■ What is being asked ■
Check each line of the listing below for the word "name" and say how many lines have it. Nothing else should be written.

◇ ◇ ◇ ◇ ◇ ◇ ◇

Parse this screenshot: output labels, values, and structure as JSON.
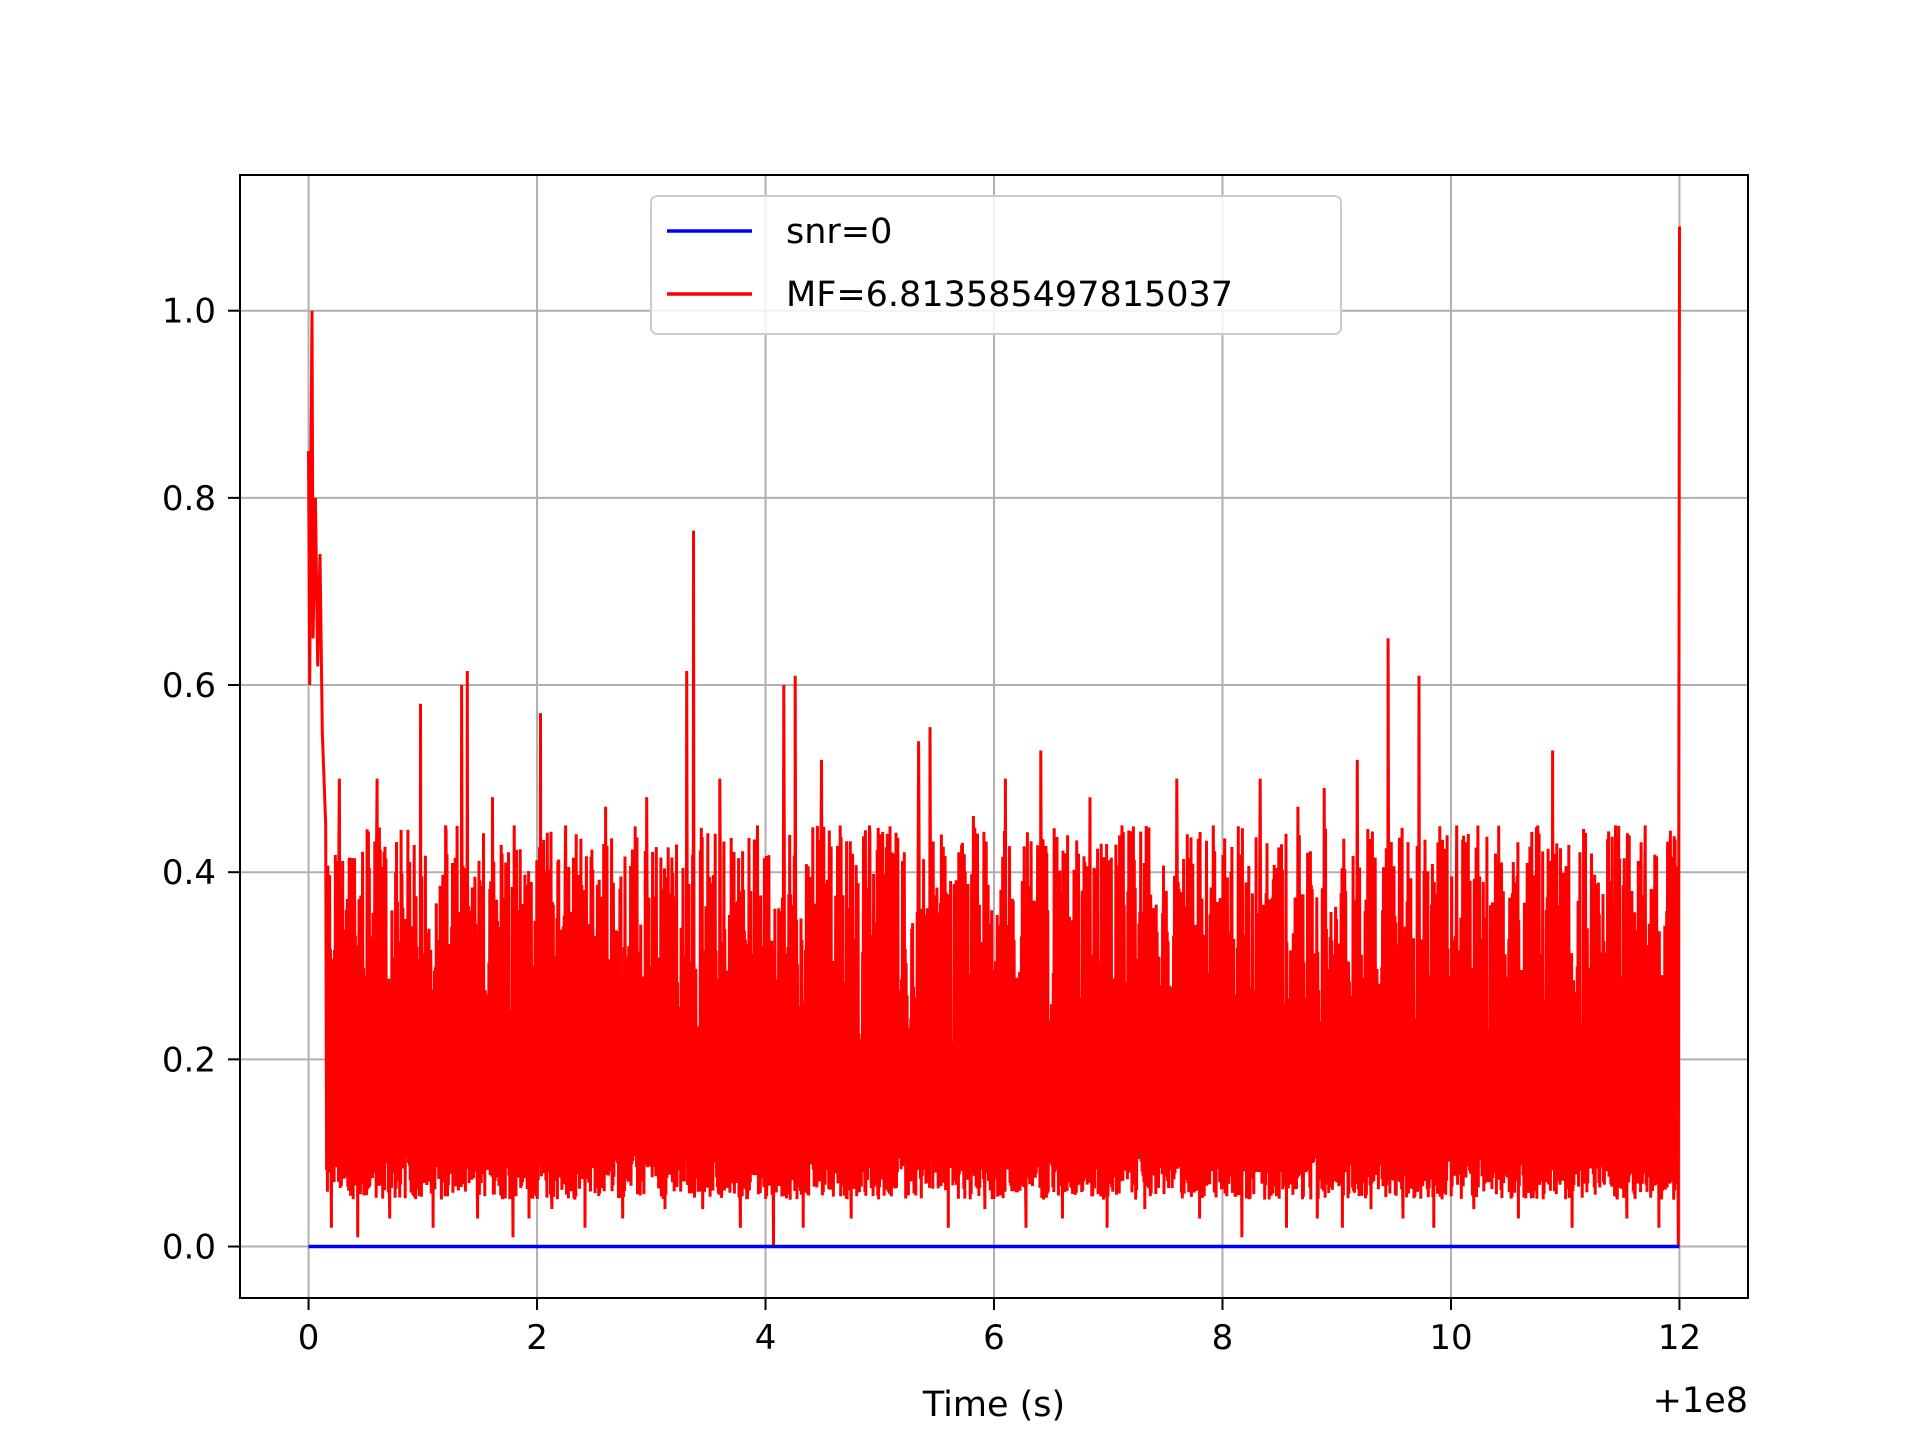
{
  "chart_data": {
    "type": "line",
    "xlabel": "Time (s)",
    "ylabel": "",
    "x_offset_text": "+1e8",
    "x_ticks": [
      "0",
      "2",
      "4",
      "6",
      "8",
      "10",
      "12"
    ],
    "y_ticks": [
      "0.0",
      "0.2",
      "0.4",
      "0.6",
      "0.8",
      "1.0"
    ],
    "xlim": [
      -0.6,
      12.6
    ],
    "ylim": [
      -0.055,
      1.145
    ],
    "grid": true,
    "legend": {
      "position": "top-center"
    },
    "series": [
      {
        "name": "snr=0",
        "color": "#0000ff",
        "x": [
          0,
          12
        ],
        "y": [
          0.0,
          0.0
        ]
      },
      {
        "name": "MF=6.813585497815037",
        "color": "#ff0000",
        "noise_lower": [
          0.05,
          0.1
        ],
        "noise_upper": [
          0.2,
          0.45
        ],
        "x": [
          0.0,
          0.01,
          0.02,
          0.03,
          0.04,
          0.06,
          0.08,
          0.1,
          0.12,
          0.15,
          0.2,
          0.27,
          0.36,
          0.43,
          0.52,
          0.6,
          0.71,
          0.85,
          0.98,
          1.09,
          1.2,
          1.34,
          1.39,
          1.48,
          1.61,
          1.79,
          1.8,
          1.93,
          2.03,
          2.13,
          2.25,
          2.42,
          2.6,
          2.75,
          2.96,
          3.12,
          3.31,
          3.37,
          3.45,
          3.6,
          3.78,
          3.93,
          4.07,
          4.16,
          4.26,
          4.33,
          4.49,
          4.75,
          4.91,
          5.13,
          5.34,
          5.44,
          5.6,
          5.82,
          5.92,
          6.1,
          6.28,
          6.41,
          6.6,
          6.84,
          6.99,
          7.12,
          7.32,
          7.6,
          7.8,
          7.92,
          8.17,
          8.33,
          8.56,
          8.66,
          8.83,
          8.89,
          9.05,
          9.18,
          9.3,
          9.45,
          9.58,
          9.72,
          9.85,
          10.05,
          10.2,
          10.39,
          10.59,
          10.76,
          10.89,
          11.06,
          11.23,
          11.44,
          11.54,
          11.7,
          11.82,
          11.9,
          11.95,
          11.97,
          11.99,
          12.0
        ],
        "y": [
          0.85,
          0.6,
          0.82,
          1.0,
          0.65,
          0.8,
          0.62,
          0.74,
          0.55,
          0.45,
          0.02,
          0.5,
          0.38,
          0.01,
          0.38,
          0.5,
          0.03,
          0.35,
          0.58,
          0.02,
          0.45,
          0.6,
          0.615,
          0.03,
          0.48,
          0.01,
          0.45,
          0.03,
          0.57,
          0.04,
          0.45,
          0.02,
          0.47,
          0.03,
          0.48,
          0.04,
          0.615,
          0.765,
          0.04,
          0.5,
          0.02,
          0.45,
          0.0,
          0.6,
          0.61,
          0.02,
          0.52,
          0.03,
          0.45,
          0.42,
          0.54,
          0.555,
          0.02,
          0.46,
          0.04,
          0.5,
          0.02,
          0.53,
          0.03,
          0.48,
          0.02,
          0.45,
          0.04,
          0.5,
          0.03,
          0.45,
          0.01,
          0.5,
          0.02,
          0.47,
          0.03,
          0.49,
          0.02,
          0.52,
          0.04,
          0.65,
          0.03,
          0.61,
          0.02,
          0.45,
          0.04,
          0.42,
          0.03,
          0.45,
          0.53,
          0.02,
          0.42,
          0.45,
          0.03,
          0.45,
          0.02,
          0.37,
          0.05,
          0.31,
          0.0,
          1.09
        ]
      }
    ]
  }
}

◇ ◇ ◇ ◇ ◇ ◇ ◇

■ Exercise response ■
2